## TO DO
Using the data below, copy every line that contains the word "Huỳnh".
####################
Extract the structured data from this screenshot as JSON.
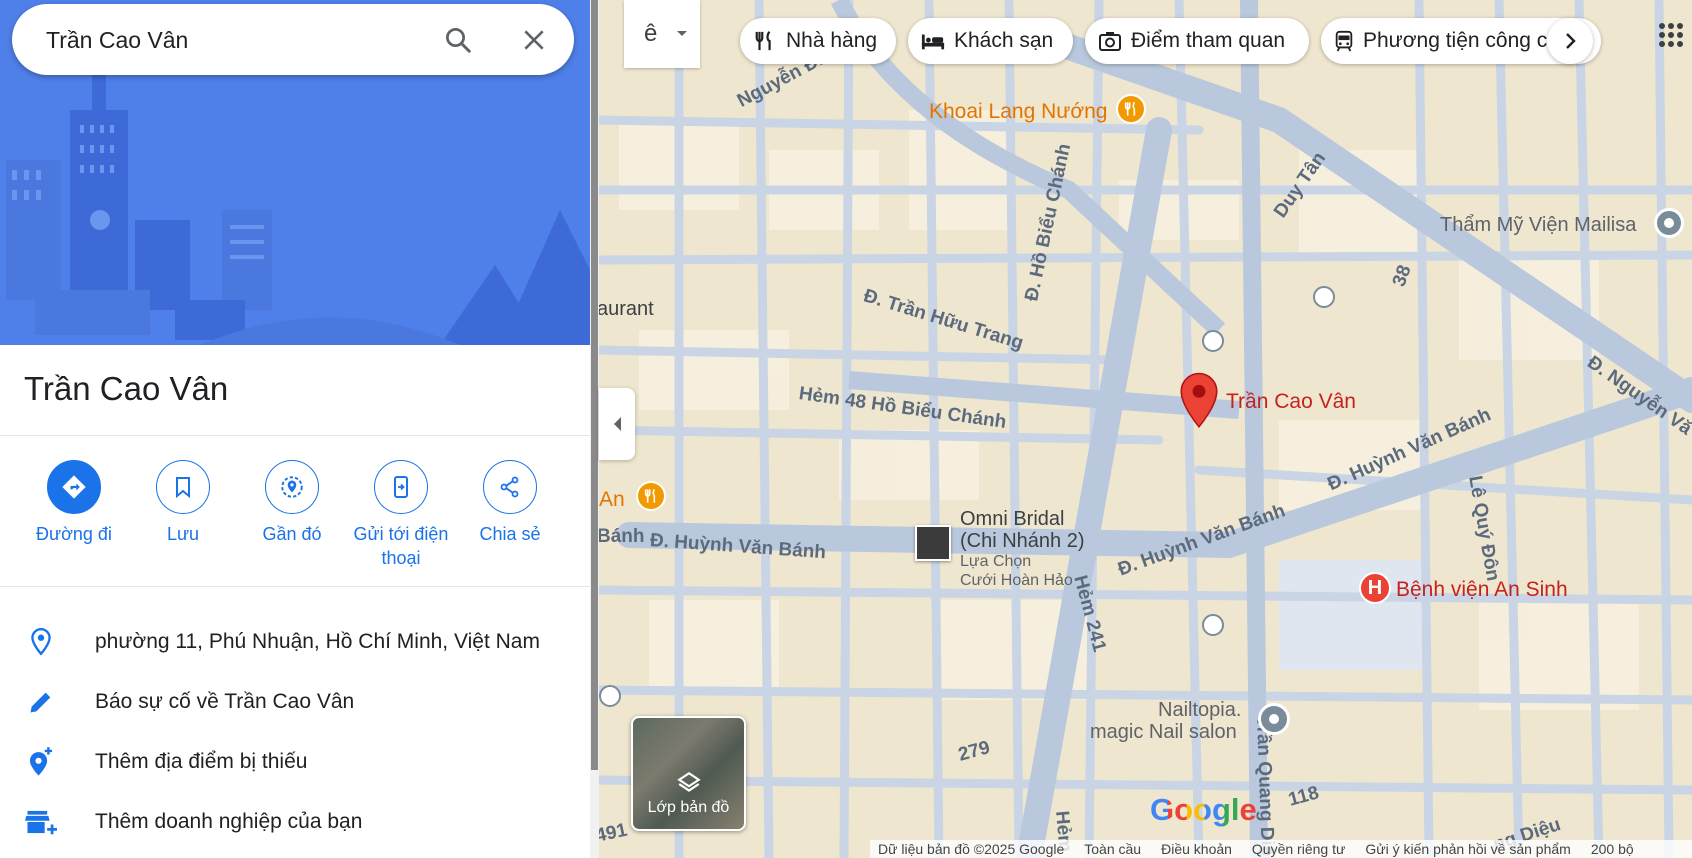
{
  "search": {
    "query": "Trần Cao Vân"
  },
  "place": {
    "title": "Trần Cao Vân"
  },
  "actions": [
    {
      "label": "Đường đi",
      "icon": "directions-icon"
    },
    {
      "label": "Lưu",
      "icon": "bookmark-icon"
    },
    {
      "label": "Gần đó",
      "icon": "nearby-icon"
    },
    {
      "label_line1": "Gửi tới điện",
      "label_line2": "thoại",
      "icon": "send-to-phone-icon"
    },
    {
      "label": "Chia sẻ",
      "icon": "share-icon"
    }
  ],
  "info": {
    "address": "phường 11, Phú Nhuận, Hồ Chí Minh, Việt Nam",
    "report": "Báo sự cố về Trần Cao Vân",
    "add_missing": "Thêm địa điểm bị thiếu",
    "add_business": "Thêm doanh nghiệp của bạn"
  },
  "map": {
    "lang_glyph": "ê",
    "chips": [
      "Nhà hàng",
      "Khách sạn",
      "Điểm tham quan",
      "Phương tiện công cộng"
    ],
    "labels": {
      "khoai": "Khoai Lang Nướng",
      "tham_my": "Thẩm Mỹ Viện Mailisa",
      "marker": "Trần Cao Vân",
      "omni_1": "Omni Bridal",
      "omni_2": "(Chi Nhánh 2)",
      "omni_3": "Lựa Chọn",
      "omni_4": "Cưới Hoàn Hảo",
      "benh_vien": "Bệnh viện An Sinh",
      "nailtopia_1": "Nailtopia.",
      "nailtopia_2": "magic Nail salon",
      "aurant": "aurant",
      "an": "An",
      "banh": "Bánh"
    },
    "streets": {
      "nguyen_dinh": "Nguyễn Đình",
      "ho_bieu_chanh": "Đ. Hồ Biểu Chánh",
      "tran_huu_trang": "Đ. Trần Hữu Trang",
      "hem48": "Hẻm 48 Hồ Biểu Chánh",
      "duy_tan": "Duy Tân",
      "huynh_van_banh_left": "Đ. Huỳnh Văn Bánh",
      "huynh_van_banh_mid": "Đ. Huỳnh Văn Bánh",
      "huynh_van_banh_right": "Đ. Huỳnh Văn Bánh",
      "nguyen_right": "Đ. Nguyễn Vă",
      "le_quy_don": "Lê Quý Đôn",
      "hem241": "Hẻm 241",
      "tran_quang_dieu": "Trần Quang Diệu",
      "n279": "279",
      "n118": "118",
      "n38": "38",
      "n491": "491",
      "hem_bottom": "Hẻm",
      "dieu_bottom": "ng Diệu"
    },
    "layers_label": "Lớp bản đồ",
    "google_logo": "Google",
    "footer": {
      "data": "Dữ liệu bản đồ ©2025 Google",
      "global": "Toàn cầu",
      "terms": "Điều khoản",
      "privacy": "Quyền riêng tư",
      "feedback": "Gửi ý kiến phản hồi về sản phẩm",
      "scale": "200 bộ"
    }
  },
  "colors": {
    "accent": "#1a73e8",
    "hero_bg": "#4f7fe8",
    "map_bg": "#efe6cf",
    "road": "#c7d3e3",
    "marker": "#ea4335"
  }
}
####################
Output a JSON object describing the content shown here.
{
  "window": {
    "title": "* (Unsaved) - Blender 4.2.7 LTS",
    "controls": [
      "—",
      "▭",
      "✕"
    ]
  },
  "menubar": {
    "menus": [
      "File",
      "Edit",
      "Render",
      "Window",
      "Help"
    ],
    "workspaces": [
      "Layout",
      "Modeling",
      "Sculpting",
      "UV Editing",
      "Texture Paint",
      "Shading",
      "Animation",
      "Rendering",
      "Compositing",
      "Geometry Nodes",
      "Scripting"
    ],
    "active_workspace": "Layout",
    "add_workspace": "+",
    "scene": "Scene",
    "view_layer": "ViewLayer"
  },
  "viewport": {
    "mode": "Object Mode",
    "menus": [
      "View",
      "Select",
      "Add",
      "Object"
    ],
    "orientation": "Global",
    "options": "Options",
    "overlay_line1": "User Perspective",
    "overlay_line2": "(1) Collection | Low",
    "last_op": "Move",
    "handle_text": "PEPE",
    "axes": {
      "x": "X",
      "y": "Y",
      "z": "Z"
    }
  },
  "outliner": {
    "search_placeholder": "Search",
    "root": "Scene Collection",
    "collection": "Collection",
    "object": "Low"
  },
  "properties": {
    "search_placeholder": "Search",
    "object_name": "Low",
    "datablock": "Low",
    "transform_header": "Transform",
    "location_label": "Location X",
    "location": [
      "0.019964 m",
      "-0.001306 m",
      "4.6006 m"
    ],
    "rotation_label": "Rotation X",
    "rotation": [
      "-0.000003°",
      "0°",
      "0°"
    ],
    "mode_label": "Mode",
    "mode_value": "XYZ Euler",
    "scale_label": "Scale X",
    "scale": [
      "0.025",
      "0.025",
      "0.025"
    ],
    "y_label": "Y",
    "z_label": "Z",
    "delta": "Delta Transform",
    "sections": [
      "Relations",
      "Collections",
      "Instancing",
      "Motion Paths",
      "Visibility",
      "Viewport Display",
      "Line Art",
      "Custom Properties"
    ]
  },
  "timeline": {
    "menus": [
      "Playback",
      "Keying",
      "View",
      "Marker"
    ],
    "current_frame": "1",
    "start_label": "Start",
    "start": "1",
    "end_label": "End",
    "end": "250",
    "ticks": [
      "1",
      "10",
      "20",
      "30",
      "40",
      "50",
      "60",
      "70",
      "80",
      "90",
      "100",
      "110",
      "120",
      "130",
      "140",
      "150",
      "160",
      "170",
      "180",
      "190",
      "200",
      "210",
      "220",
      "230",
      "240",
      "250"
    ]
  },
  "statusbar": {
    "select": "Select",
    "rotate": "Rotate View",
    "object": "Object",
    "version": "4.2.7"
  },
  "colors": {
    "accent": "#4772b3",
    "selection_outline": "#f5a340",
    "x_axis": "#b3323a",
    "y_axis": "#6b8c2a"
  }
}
####################
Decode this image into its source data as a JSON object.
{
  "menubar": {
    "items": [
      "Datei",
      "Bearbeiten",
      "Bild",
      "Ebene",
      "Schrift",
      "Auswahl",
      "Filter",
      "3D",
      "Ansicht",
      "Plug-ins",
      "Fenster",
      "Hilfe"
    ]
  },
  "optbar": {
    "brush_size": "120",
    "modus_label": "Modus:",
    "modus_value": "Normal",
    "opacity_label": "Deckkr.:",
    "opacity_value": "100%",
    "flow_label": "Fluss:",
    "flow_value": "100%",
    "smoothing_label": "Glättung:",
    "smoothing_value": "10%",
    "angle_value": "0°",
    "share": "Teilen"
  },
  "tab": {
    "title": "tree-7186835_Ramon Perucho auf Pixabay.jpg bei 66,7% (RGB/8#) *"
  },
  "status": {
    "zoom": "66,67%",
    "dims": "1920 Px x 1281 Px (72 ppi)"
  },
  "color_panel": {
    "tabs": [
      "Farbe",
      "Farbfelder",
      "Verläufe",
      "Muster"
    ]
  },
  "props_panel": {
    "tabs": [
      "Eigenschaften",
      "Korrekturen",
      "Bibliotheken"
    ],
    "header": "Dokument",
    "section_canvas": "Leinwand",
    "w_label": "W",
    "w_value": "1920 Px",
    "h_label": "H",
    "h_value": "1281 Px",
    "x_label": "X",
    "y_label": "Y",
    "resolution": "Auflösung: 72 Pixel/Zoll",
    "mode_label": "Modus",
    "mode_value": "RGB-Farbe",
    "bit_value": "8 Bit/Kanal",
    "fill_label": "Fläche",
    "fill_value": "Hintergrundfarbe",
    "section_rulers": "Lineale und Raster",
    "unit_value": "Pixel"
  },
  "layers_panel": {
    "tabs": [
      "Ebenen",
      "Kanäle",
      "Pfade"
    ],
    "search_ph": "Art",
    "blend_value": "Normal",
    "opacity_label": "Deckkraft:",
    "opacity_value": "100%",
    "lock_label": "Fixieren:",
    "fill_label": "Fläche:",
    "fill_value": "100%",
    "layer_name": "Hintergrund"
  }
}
####################
## RESPONSE
      "huynh_van_banh_left": "Đ. Huỳnh Văn Bánh",
      "huynh_van_banh_mid": "Đ. Huỳnh Văn Bánh",
      "huynh_van_banh_right": "Đ. Huỳnh Văn Bánh",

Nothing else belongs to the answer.